Task brief
Return a copy of every line in the records that includes the word "请填写超出该值对患者带来的影响".
++++
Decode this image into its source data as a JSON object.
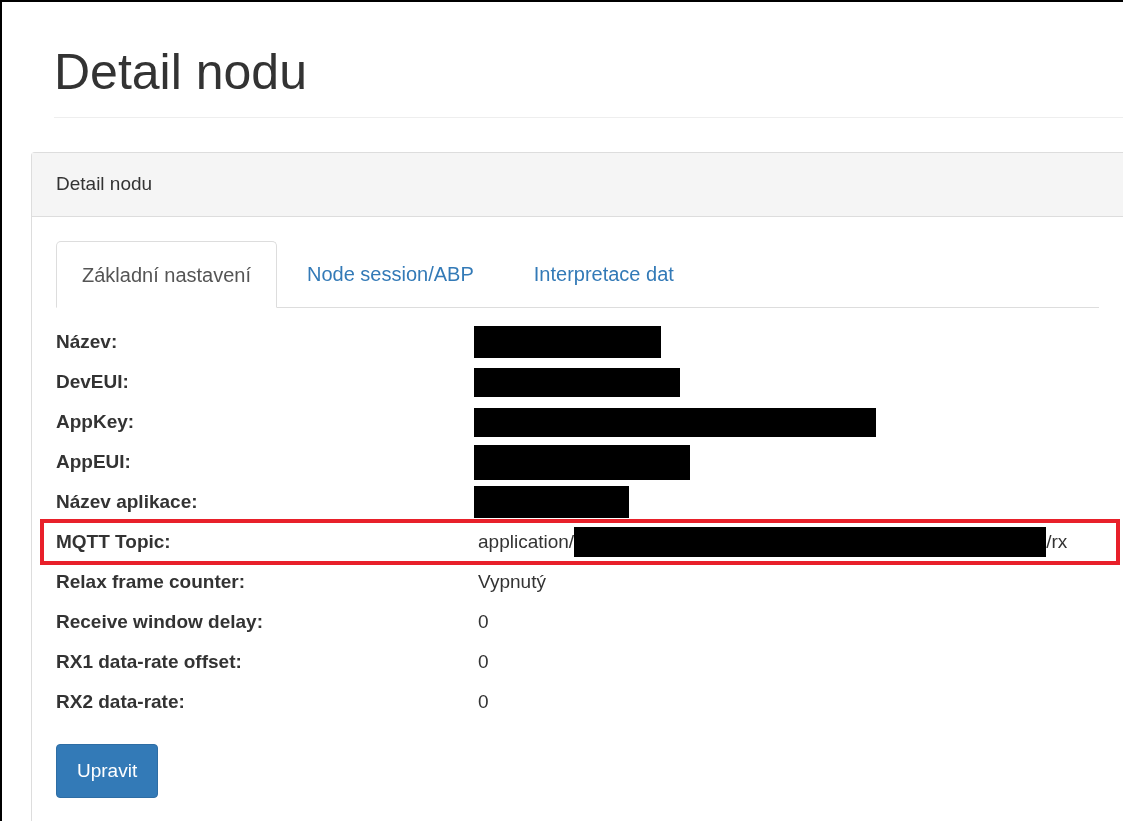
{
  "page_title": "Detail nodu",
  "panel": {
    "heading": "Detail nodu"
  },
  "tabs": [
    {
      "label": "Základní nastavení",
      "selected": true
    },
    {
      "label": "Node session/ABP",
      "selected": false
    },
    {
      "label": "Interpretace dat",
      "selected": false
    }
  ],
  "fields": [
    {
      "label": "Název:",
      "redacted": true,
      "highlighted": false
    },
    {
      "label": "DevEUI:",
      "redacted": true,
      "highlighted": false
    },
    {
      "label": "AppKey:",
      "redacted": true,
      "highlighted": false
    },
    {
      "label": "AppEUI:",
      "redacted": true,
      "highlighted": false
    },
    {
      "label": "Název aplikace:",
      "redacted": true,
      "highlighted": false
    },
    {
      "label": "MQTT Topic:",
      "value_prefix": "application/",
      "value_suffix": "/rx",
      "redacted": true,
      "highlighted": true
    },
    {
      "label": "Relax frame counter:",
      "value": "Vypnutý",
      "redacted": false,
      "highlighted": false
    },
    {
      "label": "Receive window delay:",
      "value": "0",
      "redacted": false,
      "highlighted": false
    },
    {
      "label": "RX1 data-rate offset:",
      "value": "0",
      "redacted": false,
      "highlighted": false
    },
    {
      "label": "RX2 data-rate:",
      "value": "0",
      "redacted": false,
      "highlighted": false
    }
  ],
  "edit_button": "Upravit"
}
++++
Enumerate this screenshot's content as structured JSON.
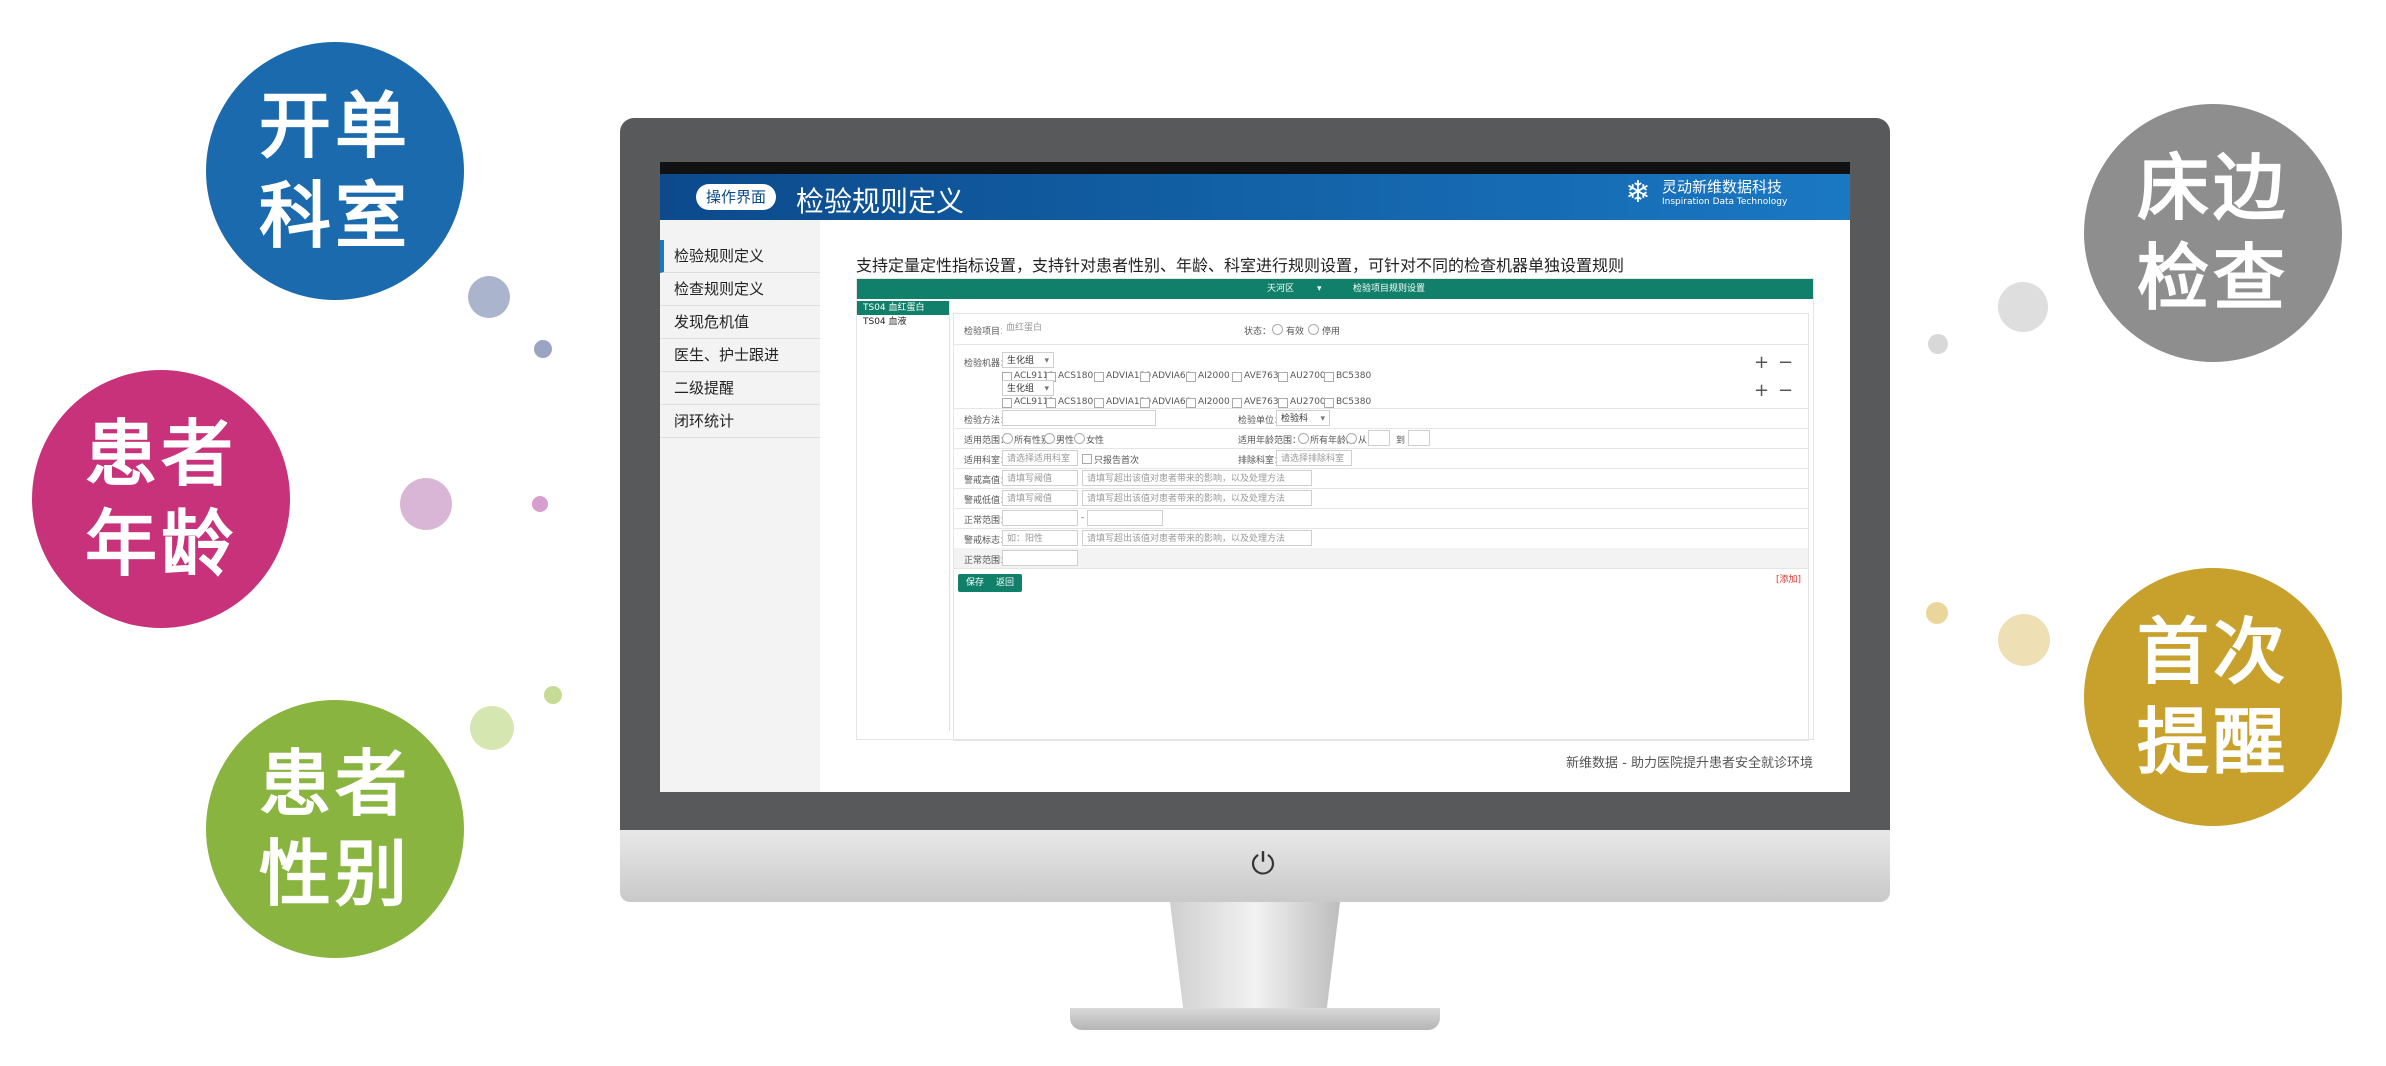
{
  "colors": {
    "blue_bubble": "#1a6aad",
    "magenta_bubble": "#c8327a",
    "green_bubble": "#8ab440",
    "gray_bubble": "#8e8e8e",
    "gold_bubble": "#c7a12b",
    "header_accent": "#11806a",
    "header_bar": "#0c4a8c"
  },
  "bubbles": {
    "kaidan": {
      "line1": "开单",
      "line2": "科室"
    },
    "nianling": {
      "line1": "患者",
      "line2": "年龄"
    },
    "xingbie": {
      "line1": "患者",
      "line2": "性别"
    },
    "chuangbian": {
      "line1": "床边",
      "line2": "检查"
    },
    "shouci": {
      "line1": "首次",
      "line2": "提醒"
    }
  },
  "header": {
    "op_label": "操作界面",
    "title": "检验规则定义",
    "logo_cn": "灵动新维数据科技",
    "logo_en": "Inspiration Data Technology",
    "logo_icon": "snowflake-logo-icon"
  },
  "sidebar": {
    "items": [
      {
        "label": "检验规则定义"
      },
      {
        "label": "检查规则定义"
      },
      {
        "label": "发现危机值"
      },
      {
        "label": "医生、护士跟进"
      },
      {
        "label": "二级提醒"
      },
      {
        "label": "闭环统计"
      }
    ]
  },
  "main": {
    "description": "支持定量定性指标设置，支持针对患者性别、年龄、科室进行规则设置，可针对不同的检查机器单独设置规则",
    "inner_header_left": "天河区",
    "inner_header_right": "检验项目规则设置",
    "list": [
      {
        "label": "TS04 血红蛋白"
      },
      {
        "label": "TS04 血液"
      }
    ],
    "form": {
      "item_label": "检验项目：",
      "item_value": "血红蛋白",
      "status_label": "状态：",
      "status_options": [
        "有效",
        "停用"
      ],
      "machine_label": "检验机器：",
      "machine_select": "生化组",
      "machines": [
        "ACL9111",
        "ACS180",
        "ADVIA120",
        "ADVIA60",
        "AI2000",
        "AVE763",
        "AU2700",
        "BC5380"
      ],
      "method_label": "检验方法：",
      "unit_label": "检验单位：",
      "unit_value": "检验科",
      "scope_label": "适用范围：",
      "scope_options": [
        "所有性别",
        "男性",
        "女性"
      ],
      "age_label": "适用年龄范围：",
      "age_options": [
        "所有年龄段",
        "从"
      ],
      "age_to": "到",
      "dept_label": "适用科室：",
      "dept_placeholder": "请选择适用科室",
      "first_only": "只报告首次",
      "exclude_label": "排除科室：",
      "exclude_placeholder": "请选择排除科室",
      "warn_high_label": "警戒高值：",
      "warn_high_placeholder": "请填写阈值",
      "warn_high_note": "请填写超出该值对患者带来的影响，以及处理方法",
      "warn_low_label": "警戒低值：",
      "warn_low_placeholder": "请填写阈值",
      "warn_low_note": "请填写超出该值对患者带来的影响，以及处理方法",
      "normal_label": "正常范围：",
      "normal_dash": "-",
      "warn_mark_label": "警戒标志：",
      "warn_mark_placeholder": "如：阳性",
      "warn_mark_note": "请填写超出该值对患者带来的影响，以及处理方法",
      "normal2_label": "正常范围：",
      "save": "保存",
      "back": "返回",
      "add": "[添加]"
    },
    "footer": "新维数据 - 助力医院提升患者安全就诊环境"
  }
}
++++
Exercise solution
      "warn_high_note": "请填写超出该值对患者带来的影响，以及处理方法",
      "warn_low_note": "请填写超出该值对患者带来的影响，以及处理方法",
      "warn_mark_note": "请填写超出该值对患者带来的影响，以及处理方法",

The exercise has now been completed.